#### [EXERCISE INSTRUCTIONS]
Omitting any pictures, transcribe the entries below exactly.

"""

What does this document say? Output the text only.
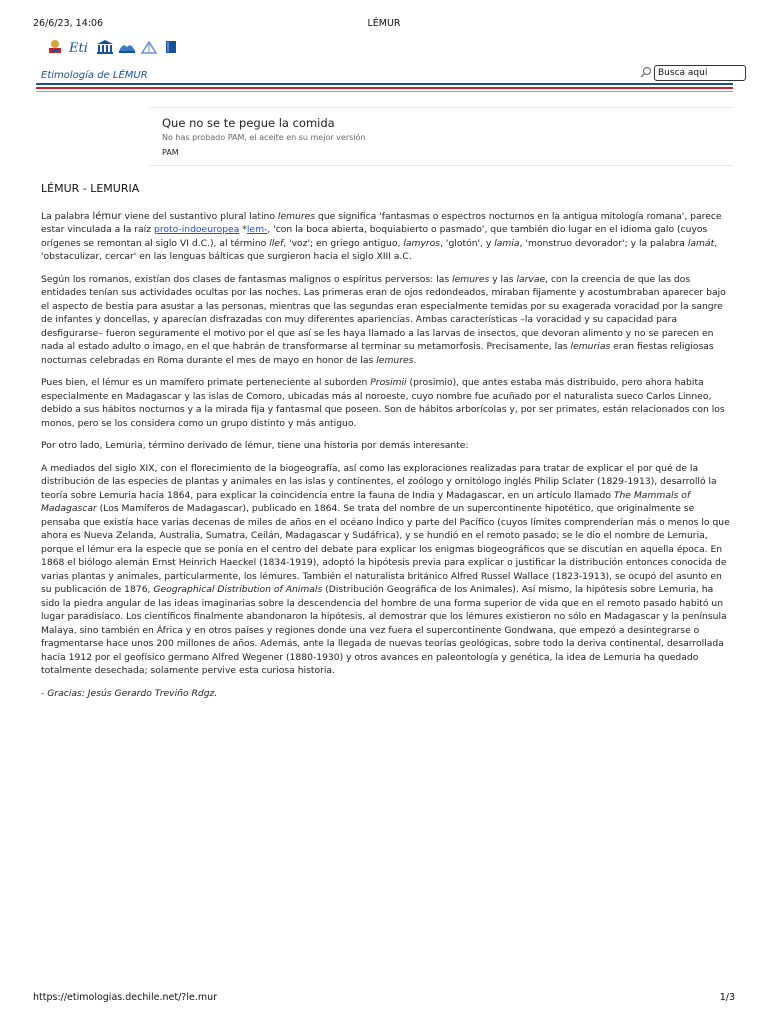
26/6/23, 14:06	LÉMUR
Eti
Etimología de LÉMUR
Busca aquí
Que no se te pegue la comida
No has probado PAM, el aceite en su mejor versión
PAM
LÉMUR - LEMURIA

La palabra lémur viene del sustantivo plural latino lemures que significa 'fantasmas o espectros nocturnos en la antigua mitología romana', parece estar vinculada a la raíz proto-indoeuropea *lem-, 'con la boca abierta, boquiabierto o pasmado', que también dio lugar en el idioma galo (cuyos orígenes se remontan al siglo VI d.C.), al término llef, 'voz'; en griego antiguo, lamyros, 'glotón', y lamia, 'monstruo devorador'; y la palabra lamát, 'obstaculizar, cercar' en las lenguas bálticas que surgieron hacia el siglo XIII a.C.

Según los romanos, existían dos clases de fantasmas malignos o espíritus perversos: las lemures y las larvae, con la creencia de que las dos entidades tenían sus actividades ocultas por las noches. Las primeras eran de ojos redondeados, miraban fijamente y acostumbraban aparecer bajo el aspecto de bestia para asustar a las personas, mientras que las segundas eran especialmente temidas por su exagerada voracidad por la sangre de infantes y doncellas, y aparecían disfrazadas con muy diferentes apariencias. Ambas características –la voracidad y su capacidad para desfigurarse– fueron seguramente el motivo por el que así se les haya llamado a las larvas de insectos, que devoran alimento y no se parecen en nada al estado adulto o imago, en el que habrán de transformarse al terminar su metamorfosis. Precisamente, las lemurias eran fiestas religiosas nocturnas celebradas en Roma durante el mes de mayo en honor de las lemures.

Pues bien, el lémur es un mamífero primate perteneciente al suborden Prosimii (prosimio), que antes estaba más distribuido, pero ahora habita especialmente en Madagascar y las islas de Comoro, ubicadas más al noroeste, cuyo nombre fue acuñado por el naturalista sueco Carlos Linneo, debido a sus hábitos nocturnos y a la mirada fija y fantasmal que poseen. Son de hábitos arborícolas y, por ser primates, están relacionados con los monos, pero se los considera como un grupo distinto y más antiguo.

Por otro lado, Lemuria, término derivado de lémur, tiene una historia por demás interesante:

A mediados del siglo XIX, con el florecimiento de la biogeografía, así como las exploraciones realizadas para tratar de explicar el por qué de la distribución de las especies de plantas y animales en las islas y continentes, el zoólogo y ornitólogo inglés Philip Sclater (1829-1913), desarrolló la teoría sobre Lemuria hacia 1864, para explicar la coincidencia entre la fauna de India y Madagascar, en un artículo llamado The Mammals of Madagascar (Los Mamíferos de Madagascar), publicado en 1864. Se trata del nombre de un supercontinente hipotético, que originalmente se pensaba que existía hace varias decenas de miles de años en el océano Índico y parte del Pacífico (cuyos límites comprenderían más o menos lo que ahora es Nueva Zelanda, Australia, Sumatra, Ceilán, Madagascar y Sudáfrica), y se hundió en el remoto pasado; se le dio el nombre de Lemuria, porque el lémur era la especie que se ponía en el centro del debate para explicar los enigmas biogeográficos que se discutían en aquella época. En 1868 el biólogo alemán Ernst Heinrich Haeckel (1834-1919), adoptó la hipótesis previa para explicar o justificar la distribución entonces conocida de varias plantas y animales, particularmente, los lémures. También el naturalista británico Alfred Russel Wallace (1823-1913), se ocupó del asunto en su publicación de 1876, Geographical Distribution of Animals (Distribución Geográfica de los Animales). Así mismo, la hipótesis sobre Lemuria, ha sido la piedra angular de las ideas imaginarias sobre la descendencia del hombre de una forma superior de vida que en el remoto pasado habitó un lugar paradisíaco. Los científicos finalmente abandonaron la hipótesis, al demostrar que los lémures existieron no sólo en Madagascar y la península Malaya, sino también en África y en otros países y regiones donde una vez fuera el supercontinente Gondwana, que empezó a desintegrarse o fragmentarse hace unos 200 millones de años. Además, ante la llegada de nuevas teorías geológicas, sobre todo la deriva continental, desarrollada hacia 1912 por el geofísico germano Alfred Wegener (1880-1930) y otros avances en paleontología y genética, la idea de Lemuria ha quedado totalmente desechada; solamente pervive esta curiosa historia.

- Gracias: Jesús Gerardo Treviño Rdgz.

https://etimologias.dechile.net/?le.mur	1/3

"""

#### [WRITTEN ANSWER]
What does this document say? Output the text only.
26/6/23, 14:06	LÉMUR
Eti
Etimología de LÉMUR
Busca aquí
Que no se te pegue la comida
No has probado PAM, el aceite en su mejor versión
PAM
LÉMUR - LEMURIA

La palabra lémur viene del sustantivo plural latino lemures que significa 'fantasmas o espectros nocturnos en la antigua mitología romana', parece estar vinculada a la raíz proto-indoeuropea *lem-, 'con la boca abierta, boquiabierto o pasmado', que también dio lugar en el idioma galo (cuyos orígenes se remontan al siglo VI d.C.), al término llef, 'voz'; en griego antiguo, lamyros, 'glotón', y lamia, 'monstruo devorador'; y la palabra lamát, 'obstaculizar, cercar' en las lenguas bálticas que surgieron hacia el siglo XIII a.C.

Según los romanos, existían dos clases de fantasmas malignos o espíritus perversos: las lemures y las larvae, con la creencia de que las dos entidades tenían sus actividades ocultas por las noches. Las primeras eran de ojos redondeados, miraban fijamente y acostumbraban aparecer bajo el aspecto de bestia para asustar a las personas, mientras que las segundas eran especialmente temidas por su exagerada voracidad por la sangre de infantes y doncellas, y aparecían disfrazadas con muy diferentes apariencias. Ambas características –la voracidad y su capacidad para desfigurarse– fueron seguramente el motivo por el que así se les haya llamado a las larvas de insectos, que devoran alimento y no se parecen en nada al estado adulto o imago, en el que habrán de transformarse al terminar su metamorfosis. Precisamente, las lemurias eran fiestas religiosas nocturnas celebradas en Roma durante el mes de mayo en honor de las lemures.

Pues bien, el lémur es un mamífero primate perteneciente al suborden Prosimii (prosimio), que antes estaba más distribuido, pero ahora habita especialmente en Madagascar y las islas de Comoro, ubicadas más al noroeste, cuyo nombre fue acuñado por el naturalista sueco Carlos Linneo, debido a sus hábitos nocturnos y a la mirada fija y fantasmal que poseen. Son de hábitos arborícolas y, por ser primates, están relacionados con los monos, pero se los considera como un grupo distinto y más antiguo.

Por otro lado, Lemuria, término derivado de lémur, tiene una historia por demás interesante:

A mediados del siglo XIX, con el florecimiento de la biogeografía, así como las exploraciones realizadas para tratar de explicar el por qué de la distribución de las especies de plantas y animales en las islas y continentes, el zoólogo y ornitólogo inglés Philip Sclater (1829-1913), desarrolló la teoría sobre Lemuria hacia 1864, para explicar la coincidencia entre la fauna de India y Madagascar, en un artículo llamado The Mammals of Madagascar (Los Mamíferos de Madagascar), publicado en 1864. Se trata del nombre de un supercontinente hipotético, que originalmente se pensaba que existía hace varias decenas de miles de años en el océano Índico y parte del Pacífico (cuyos límites comprenderían más o menos lo que ahora es Nueva Zelanda, Australia, Sumatra, Ceilán, Madagascar y Sudáfrica), y se hundió en el remoto pasado; se le dio el nombre de Lemuria, porque el lémur era la especie que se ponía en el centro del debate para explicar los enigmas biogeográficos que se discutían en aquella época. En 1868 el biólogo alemán Ernst Heinrich Haeckel (1834-1919), adoptó la hipótesis previa para explicar o justificar la distribución entonces conocida de varias plantas y animales, particularmente, los lémures. También el naturalista británico Alfred Russel Wallace (1823-1913), se ocupó del asunto en su publicación de 1876, Geographical Distribution of Animals (Distribución Geográfica de los Animales). Así mismo, la hipótesis sobre Lemuria, ha sido la piedra angular de las ideas imaginarias sobre la descendencia del hombre de una forma superior de vida que en el remoto pasado habitó un lugar paradisíaco. Los científicos finalmente abandonaron la hipótesis, al demostrar que los lémures existieron no sólo en Madagascar y la península Malaya, sino también en África y en otros países y regiones donde una vez fuera el supercontinente Gondwana, que empezó a desintegrarse o fragmentarse hace unos 200 millones de años. Además, ante la llegada de nuevas teorías geológicas, sobre todo la deriva continental, desarrollada hacia 1912 por el geofísico germano Alfred Wegener (1880-1930) y otros avances en paleontología y genética, la idea de Lemuria ha quedado totalmente desechada; solamente pervive esta curiosa historia.

- Gracias: Jesús Gerardo Treviño Rdgz.

https://etimologias.dechile.net/?le.mur	1/3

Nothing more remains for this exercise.